OBJECTIVE ▸
Print the full listing exactly.

Data records:
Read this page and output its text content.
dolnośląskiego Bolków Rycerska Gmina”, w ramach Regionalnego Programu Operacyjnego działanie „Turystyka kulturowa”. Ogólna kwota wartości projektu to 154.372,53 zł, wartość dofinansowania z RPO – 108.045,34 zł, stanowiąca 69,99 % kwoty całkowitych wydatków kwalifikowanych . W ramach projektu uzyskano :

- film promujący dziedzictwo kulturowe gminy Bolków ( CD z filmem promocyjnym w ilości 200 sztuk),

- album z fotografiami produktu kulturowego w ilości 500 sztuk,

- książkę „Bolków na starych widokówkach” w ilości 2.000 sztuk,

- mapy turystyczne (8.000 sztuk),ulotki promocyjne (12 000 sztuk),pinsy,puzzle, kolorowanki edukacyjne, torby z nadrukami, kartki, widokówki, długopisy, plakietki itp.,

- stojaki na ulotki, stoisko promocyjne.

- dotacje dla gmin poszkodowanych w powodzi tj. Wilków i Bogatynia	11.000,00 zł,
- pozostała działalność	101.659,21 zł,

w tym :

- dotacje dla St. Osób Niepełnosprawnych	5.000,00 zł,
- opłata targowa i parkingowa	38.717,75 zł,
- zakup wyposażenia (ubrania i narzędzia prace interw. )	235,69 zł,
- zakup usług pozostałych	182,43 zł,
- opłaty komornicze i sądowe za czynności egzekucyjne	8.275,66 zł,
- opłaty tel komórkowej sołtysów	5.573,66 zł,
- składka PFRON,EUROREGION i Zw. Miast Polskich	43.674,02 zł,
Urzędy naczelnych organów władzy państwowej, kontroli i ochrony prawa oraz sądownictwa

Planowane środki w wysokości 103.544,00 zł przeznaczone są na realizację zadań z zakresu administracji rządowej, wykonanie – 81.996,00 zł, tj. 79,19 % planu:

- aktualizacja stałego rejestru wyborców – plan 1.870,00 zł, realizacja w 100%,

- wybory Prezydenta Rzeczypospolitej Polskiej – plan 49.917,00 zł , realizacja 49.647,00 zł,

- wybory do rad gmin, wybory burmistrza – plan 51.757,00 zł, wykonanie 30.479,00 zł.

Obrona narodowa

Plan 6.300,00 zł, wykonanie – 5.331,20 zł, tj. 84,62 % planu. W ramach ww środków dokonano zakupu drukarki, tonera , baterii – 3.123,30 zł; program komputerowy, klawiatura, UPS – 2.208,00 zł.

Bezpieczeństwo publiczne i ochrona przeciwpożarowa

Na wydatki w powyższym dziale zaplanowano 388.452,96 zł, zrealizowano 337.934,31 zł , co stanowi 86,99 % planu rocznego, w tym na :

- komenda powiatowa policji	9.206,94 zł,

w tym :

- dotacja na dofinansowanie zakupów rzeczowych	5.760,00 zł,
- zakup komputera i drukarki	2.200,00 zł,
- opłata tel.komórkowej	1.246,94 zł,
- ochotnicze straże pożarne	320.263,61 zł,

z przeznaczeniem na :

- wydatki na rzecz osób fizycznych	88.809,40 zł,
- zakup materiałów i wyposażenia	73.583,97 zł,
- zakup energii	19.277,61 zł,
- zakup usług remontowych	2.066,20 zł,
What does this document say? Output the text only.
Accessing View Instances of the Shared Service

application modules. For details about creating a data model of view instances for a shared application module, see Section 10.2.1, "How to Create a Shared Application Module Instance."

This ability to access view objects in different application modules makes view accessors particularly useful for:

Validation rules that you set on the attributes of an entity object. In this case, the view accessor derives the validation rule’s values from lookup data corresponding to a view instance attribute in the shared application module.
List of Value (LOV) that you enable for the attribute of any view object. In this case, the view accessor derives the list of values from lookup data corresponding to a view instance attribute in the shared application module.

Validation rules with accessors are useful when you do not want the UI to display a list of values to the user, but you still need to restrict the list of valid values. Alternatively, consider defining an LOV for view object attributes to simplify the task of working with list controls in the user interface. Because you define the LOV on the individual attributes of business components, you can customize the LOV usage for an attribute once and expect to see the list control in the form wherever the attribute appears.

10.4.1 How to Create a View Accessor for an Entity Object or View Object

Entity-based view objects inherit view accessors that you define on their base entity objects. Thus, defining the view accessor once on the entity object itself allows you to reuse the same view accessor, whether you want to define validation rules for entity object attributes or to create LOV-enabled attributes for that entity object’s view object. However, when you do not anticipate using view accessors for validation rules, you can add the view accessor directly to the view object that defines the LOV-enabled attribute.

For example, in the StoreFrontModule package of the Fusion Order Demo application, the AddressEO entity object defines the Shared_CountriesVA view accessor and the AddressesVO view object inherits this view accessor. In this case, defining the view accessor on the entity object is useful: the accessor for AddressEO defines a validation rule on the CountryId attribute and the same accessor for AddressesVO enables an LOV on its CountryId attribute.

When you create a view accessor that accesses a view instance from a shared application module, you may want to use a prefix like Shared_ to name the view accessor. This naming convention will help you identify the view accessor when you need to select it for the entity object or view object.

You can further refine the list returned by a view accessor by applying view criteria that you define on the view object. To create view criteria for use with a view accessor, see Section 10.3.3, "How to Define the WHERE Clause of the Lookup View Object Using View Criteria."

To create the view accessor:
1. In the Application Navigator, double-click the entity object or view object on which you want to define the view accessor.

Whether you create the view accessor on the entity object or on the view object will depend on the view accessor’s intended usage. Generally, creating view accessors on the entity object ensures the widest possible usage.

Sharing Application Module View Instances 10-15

FULL OUTPUT ▸
Read this page and output its text content.
dolnośląskiego Bolków Rycerska Gmina”, w ramach Regionalnego Programu Operacyjnego działanie „Turystyka kulturowa”. Ogólna kwota wartości projektu to 154.372,53 zł, wartość dofinansowania z RPO – 108.045,34 zł, stanowiąca 69,99 % kwoty całkowitych wydatków kwalifikowanych . W ramach projektu uzyskano :

- film promujący dziedzictwo kulturowe gminy Bolków ( CD z filmem promocyjnym w ilości 200 sztuk),

- album z fotografiami produktu kulturowego w ilości 500 sztuk,

- książkę „Bolków na starych widokówkach” w ilości 2.000 sztuk,

- mapy turystyczne (8.000 sztuk),ulotki promocyjne (12 000 sztuk),pinsy,puzzle, kolorowanki edukacyjne, torby z nadrukami, kartki, widokówki, długopisy, plakietki itp.,

- stojaki na ulotki, stoisko promocyjne.

- dotacje dla gmin poszkodowanych w powodzi tj. Wilków i Bogatynia	11.000,00 zł,
- pozostała działalność	101.659,21 zł,

w tym :

- dotacje dla St. Osób Niepełnosprawnych	5.000,00 zł,
- opłata targowa i parkingowa	38.717,75 zł,
- zakup wyposażenia (ubrania i narzędzia prace interw. )	235,69 zł,
- zakup usług pozostałych	182,43 zł,
- opłaty komornicze i sądowe za czynności egzekucyjne	8.275,66 zł,
- opłaty tel komórkowej sołtysów	5.573,66 zł,
- składka PFRON,EUROREGION i Zw. Miast Polskich	43.674,02 zł,
Urzędy naczelnych organów władzy państwowej, kontroli i ochrony prawa oraz sądownictwa

Planowane środki w wysokości 103.544,00 zł przeznaczone są na realizację zadań z zakresu administracji rządowej, wykonanie – 81.996,00 zł, tj. 79,19 % planu:

- aktualizacja stałego rejestru wyborców – plan 1.870,00 zł, realizacja w 100%,

- wybory Prezydenta Rzeczypospolitej Polskiej – plan 49.917,00 zł , realizacja 49.647,00 zł,

- wybory do rad gmin, wybory burmistrza – plan 51.757,00 zł, wykonanie 30.479,00 zł.

Obrona narodowa

Plan 6.300,00 zł, wykonanie – 5.331,20 zł, tj. 84,62 % planu. W ramach ww środków dokonano zakupu drukarki, tonera , baterii – 3.123,30 zł; program komputerowy, klawiatura, UPS – 2.208,00 zł.

Bezpieczeństwo publiczne i ochrona przeciwpożarowa

Na wydatki w powyższym dziale zaplanowano 388.452,96 zł, zrealizowano 337.934,31 zł , co stanowi 86,99 % planu rocznego, w tym na :

- komenda powiatowa policji	9.206,94 zł,

w tym :

- dotacja na dofinansowanie zakupów rzeczowych	5.760,00 zł,
- zakup komputera i drukarki	2.200,00 zł,
- opłata tel.komórkowej	1.246,94 zł,
- ochotnicze straże pożarne	320.263,61 zł,

z przeznaczeniem na :

- wydatki na rzecz osób fizycznych	88.809,40 zł,
- zakup materiałów i wyposażenia	73.583,97 zł,
- zakup energii	19.277,61 zł,
- zakup usług remontowych	2.066,20 zł,
What does this document say? Output the text only.
Accessing View Instances of the Shared Service

application modules. For details about creating a data model of view instances for a shared application module, see Section 10.2.1, "How to Create a Shared Application Module Instance."

This ability to access view objects in different application modules makes view accessors particularly useful for:

Validation rules that you set on the attributes of an entity object. In this case, the view accessor derives the validation rule’s values from lookup data corresponding to a view instance attribute in the shared application module.
List of Value (LOV) that you enable for the attribute of any view object. In this case, the view accessor derives the list of values from lookup data corresponding to a view instance attribute in the shared application module.

Validation rules with accessors are useful when you do not want the UI to display a list of values to the user, but you still need to restrict the list of valid values. Alternatively, consider defining an LOV for view object attributes to simplify the task of working with list controls in the user interface. Because you define the LOV on the individual attributes of business components, you can customize the LOV usage for an attribute once and expect to see the list control in the form wherever the attribute appears.

10.4.1 How to Create a View Accessor for an Entity Object or View Object

Entity-based view objects inherit view accessors that you define on their base entity objects. Thus, defining the view accessor once on the entity object itself allows you to reuse the same view accessor, whether you want to define validation rules for entity object attributes or to create LOV-enabled attributes for that entity object’s view object. However, when you do not anticipate using view accessors for validation rules, you can add the view accessor directly to the view object that defines the LOV-enabled attribute.

For example, in the StoreFrontModule package of the Fusion Order Demo application, the AddressEO entity object defines the Shared_CountriesVA view accessor and the AddressesVO view object inherits this view accessor. In this case, defining the view accessor on the entity object is useful: the accessor for AddressEO defines a validation rule on the CountryId attribute and the same accessor for AddressesVO enables an LOV on its CountryId attribute.

When you create a view accessor that accesses a view instance from a shared application module, you may want to use a prefix like Shared_ to name the view accessor. This naming convention will help you identify the view accessor when you need to select it for the entity object or view object.

You can further refine the list returned by a view accessor by applying view criteria that you define on the view object. To create view criteria for use with a view accessor, see Section 10.3.3, "How to Define the WHERE Clause of the Lookup View Object Using View Criteria."

To create the view accessor:
1. In the Application Navigator, double-click the entity object or view object on which you want to define the view accessor.

Whether you create the view accessor on the entity object or on the view object will depend on the view accessor’s intended usage. Generally, creating view accessors on the entity object ensures the widest possible usage.

Sharing Application Module View Instances 10-15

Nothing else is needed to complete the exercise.